To be done: Can you pull out each line of the data below that includes the word "ngày"?

--- start Supplied records ---

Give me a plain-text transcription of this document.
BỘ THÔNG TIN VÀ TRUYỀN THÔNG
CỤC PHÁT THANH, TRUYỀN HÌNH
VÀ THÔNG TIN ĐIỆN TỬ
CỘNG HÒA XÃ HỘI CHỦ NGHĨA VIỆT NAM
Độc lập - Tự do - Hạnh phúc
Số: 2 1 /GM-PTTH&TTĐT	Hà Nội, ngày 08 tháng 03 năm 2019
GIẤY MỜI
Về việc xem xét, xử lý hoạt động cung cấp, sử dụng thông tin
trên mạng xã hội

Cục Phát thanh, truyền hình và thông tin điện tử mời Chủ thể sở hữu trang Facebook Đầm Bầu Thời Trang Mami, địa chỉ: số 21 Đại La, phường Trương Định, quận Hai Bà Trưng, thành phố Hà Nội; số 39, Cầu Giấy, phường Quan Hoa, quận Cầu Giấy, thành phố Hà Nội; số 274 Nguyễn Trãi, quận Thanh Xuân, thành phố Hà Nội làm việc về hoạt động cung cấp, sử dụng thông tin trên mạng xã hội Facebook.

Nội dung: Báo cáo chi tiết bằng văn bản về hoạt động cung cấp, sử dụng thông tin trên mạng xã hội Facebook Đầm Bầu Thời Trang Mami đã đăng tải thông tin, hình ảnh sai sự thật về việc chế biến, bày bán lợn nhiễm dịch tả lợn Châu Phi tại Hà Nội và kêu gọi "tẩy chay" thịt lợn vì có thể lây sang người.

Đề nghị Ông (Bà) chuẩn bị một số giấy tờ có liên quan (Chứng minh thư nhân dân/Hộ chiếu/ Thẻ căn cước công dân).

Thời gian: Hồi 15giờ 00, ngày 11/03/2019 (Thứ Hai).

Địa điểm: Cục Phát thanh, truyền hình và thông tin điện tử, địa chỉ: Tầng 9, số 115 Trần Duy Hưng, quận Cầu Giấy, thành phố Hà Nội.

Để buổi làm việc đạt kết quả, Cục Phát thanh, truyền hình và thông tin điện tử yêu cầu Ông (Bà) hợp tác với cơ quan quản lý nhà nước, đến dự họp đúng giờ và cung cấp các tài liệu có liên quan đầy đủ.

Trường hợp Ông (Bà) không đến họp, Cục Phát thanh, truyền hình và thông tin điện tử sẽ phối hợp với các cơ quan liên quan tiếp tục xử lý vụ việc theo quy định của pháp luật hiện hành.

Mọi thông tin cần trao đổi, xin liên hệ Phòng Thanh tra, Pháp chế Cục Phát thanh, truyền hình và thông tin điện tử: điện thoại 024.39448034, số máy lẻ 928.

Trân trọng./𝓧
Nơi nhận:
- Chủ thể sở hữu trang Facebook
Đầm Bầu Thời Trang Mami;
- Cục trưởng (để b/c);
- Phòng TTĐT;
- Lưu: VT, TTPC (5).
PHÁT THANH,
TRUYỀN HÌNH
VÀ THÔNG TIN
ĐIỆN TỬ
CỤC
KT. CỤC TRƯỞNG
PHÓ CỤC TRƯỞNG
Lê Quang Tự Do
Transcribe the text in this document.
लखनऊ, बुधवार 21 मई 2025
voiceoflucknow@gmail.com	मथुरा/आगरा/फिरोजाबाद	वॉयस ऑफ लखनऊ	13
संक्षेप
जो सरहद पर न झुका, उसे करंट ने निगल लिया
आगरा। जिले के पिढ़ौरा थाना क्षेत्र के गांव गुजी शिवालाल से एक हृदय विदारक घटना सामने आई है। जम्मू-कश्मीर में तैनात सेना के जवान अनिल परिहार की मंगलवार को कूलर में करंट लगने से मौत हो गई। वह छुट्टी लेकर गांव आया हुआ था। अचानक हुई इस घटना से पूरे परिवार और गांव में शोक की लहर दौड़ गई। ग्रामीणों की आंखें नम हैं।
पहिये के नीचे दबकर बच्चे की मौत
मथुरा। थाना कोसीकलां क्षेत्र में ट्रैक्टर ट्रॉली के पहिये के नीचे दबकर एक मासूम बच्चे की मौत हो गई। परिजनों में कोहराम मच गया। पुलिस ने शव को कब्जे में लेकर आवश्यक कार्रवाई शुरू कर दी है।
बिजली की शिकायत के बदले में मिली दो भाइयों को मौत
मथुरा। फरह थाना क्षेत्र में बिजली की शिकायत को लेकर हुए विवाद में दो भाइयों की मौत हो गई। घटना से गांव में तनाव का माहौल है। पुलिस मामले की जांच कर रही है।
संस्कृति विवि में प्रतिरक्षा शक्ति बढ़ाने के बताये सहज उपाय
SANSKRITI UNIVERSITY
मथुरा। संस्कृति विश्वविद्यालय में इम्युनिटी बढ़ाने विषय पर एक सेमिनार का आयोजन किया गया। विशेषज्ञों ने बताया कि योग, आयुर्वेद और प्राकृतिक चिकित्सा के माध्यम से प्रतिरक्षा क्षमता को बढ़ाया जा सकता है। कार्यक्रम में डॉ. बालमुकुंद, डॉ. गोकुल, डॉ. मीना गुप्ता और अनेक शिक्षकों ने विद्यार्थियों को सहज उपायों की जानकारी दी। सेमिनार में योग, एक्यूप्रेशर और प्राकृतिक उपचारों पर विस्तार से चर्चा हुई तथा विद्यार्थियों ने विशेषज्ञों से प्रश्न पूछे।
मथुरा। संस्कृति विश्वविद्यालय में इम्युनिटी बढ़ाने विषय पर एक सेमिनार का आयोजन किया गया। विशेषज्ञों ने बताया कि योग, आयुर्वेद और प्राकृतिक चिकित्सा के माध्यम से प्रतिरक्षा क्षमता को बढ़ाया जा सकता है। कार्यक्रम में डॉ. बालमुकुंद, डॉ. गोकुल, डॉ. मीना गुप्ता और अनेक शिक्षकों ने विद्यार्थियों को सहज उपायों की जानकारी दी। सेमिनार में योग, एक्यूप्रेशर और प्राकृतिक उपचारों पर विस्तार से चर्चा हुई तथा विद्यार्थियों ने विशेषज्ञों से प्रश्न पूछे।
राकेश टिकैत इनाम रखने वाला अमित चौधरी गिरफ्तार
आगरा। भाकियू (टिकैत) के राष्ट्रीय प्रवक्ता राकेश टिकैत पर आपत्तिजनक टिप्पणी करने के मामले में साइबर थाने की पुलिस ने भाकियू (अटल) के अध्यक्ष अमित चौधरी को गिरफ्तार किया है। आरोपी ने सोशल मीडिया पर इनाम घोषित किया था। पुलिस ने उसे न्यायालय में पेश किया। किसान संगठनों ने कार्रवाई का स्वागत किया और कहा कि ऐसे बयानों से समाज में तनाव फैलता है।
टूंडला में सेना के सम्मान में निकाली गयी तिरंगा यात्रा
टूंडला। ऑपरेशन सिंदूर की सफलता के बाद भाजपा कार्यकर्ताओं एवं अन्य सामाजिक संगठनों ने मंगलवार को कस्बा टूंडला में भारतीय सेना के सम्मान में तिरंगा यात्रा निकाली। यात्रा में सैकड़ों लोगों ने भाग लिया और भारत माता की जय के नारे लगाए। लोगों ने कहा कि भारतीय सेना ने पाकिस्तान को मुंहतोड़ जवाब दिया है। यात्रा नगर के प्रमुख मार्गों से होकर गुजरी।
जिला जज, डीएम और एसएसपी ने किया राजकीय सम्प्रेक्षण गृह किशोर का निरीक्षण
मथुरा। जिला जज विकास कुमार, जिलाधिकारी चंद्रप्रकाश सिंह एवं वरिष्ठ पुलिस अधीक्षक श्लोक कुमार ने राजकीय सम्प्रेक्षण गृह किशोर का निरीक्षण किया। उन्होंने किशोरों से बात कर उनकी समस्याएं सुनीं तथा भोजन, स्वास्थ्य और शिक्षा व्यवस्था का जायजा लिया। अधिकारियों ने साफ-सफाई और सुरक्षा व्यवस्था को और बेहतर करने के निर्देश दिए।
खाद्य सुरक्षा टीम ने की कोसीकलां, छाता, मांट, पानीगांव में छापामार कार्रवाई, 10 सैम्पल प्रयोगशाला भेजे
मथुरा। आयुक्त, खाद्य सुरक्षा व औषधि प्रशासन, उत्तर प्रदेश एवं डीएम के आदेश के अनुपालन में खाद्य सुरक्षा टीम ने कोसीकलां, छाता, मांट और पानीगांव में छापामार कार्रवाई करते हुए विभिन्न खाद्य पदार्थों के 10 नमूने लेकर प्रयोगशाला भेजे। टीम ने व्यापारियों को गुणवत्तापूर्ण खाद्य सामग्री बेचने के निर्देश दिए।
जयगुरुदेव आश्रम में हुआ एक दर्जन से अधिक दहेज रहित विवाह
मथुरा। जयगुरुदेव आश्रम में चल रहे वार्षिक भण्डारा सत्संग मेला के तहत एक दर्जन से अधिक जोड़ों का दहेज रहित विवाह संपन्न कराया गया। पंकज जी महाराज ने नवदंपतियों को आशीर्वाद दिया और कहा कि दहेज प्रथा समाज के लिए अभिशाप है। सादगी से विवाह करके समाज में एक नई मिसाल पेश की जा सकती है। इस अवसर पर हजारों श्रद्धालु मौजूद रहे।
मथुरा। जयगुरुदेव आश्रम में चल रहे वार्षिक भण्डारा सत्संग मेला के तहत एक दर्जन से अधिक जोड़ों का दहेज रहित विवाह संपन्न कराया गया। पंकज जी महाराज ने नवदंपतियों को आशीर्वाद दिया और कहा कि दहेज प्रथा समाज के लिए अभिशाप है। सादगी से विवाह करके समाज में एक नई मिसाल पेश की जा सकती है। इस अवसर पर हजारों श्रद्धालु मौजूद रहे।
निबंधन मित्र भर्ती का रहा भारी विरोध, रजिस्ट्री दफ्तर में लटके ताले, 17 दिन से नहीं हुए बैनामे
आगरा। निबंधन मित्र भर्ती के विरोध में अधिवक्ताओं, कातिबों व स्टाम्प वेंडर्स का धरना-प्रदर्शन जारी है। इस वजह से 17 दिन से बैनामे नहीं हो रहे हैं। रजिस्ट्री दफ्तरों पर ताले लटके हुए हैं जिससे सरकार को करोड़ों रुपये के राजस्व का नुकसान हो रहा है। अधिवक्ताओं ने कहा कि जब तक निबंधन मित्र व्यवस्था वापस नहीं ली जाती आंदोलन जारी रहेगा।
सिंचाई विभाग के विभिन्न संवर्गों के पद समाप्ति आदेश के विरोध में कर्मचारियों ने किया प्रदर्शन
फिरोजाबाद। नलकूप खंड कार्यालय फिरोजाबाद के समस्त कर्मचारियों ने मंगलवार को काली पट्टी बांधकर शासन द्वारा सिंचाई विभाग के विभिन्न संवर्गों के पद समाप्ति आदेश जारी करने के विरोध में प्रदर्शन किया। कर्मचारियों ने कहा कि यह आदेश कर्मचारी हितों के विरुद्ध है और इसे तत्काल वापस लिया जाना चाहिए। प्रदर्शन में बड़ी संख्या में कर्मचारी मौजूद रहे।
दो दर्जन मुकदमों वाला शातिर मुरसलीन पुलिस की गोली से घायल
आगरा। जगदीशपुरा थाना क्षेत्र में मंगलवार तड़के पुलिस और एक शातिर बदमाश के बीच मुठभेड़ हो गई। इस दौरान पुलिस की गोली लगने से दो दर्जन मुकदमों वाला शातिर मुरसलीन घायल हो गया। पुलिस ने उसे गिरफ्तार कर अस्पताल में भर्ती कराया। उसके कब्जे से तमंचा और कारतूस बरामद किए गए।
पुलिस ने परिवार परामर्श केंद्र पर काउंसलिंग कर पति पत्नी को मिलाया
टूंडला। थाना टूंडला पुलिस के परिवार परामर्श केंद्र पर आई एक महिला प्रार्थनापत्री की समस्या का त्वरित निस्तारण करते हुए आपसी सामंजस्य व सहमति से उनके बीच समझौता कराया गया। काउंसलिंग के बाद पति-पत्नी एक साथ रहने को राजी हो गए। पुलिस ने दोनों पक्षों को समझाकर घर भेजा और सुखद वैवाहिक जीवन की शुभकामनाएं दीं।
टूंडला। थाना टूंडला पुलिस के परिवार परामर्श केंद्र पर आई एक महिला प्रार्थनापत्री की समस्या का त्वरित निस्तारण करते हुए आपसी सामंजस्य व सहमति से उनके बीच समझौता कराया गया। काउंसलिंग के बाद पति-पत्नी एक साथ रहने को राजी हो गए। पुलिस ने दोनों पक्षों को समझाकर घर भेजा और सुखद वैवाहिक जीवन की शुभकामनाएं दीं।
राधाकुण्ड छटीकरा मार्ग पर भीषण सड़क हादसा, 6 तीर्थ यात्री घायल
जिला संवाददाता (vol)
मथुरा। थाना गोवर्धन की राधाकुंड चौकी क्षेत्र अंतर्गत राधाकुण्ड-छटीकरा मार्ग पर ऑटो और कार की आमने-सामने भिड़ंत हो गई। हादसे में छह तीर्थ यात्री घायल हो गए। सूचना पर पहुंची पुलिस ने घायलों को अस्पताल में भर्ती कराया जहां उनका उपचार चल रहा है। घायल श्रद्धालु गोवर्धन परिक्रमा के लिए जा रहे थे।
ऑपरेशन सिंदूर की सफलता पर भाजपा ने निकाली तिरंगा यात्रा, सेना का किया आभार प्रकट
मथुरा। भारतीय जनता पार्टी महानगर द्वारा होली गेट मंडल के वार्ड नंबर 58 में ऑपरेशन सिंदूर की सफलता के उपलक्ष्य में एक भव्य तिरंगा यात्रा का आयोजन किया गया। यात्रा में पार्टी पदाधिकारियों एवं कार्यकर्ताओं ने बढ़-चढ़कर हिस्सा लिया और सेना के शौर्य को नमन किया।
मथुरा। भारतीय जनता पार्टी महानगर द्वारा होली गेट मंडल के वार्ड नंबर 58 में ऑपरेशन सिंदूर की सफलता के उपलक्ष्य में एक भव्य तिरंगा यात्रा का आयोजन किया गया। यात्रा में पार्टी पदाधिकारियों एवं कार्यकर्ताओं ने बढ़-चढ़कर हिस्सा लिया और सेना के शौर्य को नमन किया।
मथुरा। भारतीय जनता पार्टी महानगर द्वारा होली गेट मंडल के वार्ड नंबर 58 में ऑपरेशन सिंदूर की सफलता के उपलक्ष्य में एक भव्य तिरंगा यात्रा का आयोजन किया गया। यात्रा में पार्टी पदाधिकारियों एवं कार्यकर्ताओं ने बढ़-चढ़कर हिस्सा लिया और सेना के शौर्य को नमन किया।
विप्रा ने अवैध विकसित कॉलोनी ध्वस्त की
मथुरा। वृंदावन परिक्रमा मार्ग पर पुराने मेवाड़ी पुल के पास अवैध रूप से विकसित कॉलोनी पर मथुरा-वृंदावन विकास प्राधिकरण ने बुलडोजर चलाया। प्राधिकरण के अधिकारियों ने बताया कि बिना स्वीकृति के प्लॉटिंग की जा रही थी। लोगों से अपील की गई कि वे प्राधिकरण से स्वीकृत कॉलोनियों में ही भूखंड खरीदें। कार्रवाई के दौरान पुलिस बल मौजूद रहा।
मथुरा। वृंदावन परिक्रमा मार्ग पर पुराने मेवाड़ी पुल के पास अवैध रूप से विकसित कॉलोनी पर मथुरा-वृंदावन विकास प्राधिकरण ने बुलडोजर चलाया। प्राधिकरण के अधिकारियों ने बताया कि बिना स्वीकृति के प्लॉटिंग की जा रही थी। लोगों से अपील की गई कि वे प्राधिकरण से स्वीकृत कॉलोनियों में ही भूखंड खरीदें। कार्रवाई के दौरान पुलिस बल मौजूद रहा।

--- end Supplied records ---
--- start Supplied records ---

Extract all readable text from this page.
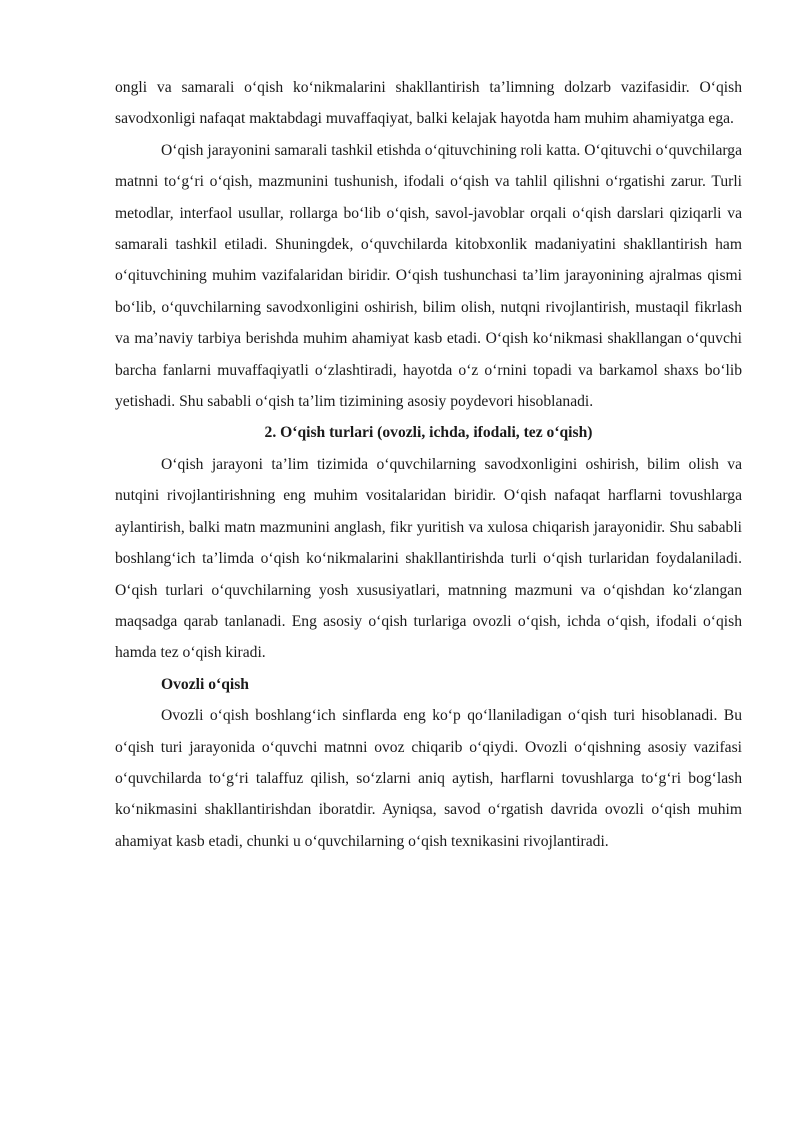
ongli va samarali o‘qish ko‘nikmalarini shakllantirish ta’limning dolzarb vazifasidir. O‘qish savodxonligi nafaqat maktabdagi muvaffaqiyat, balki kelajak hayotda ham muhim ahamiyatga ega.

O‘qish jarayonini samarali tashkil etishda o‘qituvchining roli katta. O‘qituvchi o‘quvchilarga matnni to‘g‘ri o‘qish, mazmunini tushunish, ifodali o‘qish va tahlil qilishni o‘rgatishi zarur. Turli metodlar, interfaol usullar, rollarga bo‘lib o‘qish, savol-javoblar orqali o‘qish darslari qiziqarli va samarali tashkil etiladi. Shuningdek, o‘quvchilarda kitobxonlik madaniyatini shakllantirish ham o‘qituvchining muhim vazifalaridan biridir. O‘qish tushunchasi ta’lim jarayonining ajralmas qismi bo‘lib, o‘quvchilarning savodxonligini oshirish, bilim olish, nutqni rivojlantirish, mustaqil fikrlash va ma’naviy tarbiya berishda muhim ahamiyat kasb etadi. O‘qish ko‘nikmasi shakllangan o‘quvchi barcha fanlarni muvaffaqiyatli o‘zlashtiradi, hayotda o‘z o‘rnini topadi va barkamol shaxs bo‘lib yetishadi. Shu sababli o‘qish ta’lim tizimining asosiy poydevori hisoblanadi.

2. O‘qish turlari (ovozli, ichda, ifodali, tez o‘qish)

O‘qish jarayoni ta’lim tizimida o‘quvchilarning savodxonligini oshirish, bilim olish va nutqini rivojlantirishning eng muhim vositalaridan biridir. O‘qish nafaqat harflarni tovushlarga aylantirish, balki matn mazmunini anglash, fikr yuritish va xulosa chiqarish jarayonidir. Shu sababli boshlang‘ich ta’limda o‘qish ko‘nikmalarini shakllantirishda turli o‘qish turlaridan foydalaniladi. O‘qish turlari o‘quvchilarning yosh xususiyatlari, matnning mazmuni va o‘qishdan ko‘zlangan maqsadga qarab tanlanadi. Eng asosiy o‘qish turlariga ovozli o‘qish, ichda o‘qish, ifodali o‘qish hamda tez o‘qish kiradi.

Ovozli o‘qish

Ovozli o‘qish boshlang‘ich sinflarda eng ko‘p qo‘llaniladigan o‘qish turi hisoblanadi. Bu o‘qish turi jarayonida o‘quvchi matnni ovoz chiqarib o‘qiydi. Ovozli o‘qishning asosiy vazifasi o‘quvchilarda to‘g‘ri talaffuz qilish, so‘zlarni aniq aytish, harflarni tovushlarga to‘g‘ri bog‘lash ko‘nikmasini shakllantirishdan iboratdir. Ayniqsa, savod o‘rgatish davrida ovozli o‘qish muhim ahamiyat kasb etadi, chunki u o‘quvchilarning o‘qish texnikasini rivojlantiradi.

--- end Supplied records ---
--- start Supplied records ---

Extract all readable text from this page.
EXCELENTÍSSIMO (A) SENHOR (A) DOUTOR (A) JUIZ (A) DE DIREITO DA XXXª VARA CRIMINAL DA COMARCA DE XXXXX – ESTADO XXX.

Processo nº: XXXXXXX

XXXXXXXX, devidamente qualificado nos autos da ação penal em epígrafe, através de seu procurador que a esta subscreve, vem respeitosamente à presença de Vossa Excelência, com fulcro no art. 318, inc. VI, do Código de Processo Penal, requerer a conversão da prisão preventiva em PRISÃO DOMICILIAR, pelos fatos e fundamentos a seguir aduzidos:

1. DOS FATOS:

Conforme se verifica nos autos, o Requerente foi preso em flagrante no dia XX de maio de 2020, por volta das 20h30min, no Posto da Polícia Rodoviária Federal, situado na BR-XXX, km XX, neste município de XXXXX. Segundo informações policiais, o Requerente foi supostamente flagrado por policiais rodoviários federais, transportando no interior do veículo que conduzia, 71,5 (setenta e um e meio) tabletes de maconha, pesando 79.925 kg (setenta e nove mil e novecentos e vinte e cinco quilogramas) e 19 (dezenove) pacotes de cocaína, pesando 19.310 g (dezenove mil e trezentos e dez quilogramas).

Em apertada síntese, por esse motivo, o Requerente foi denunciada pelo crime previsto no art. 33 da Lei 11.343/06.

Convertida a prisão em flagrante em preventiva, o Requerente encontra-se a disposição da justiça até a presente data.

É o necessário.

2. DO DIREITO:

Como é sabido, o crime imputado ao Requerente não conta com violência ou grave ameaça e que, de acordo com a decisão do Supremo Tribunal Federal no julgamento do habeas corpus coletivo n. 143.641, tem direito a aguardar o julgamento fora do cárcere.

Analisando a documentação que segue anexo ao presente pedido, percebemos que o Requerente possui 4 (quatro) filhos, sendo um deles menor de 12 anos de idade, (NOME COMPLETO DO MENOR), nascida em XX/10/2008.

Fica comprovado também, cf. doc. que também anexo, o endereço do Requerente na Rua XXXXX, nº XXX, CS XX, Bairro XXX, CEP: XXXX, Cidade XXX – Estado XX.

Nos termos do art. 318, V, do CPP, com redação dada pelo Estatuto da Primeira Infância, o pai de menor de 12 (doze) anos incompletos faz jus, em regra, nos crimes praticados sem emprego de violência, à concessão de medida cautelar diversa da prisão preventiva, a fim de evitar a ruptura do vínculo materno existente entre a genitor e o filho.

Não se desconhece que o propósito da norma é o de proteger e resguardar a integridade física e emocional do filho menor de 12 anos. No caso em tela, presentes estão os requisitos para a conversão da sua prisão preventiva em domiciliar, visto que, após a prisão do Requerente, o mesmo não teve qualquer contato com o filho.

--- end Supplied records ---

Answer to this exercise:
Số: 2 1 /GM-PTTH&TTĐT	Hà Nội, ngày 08 tháng 03 năm 2019
Thời gian: Hồi 15giờ 00, ngày 11/03/2019 (Thứ Hai).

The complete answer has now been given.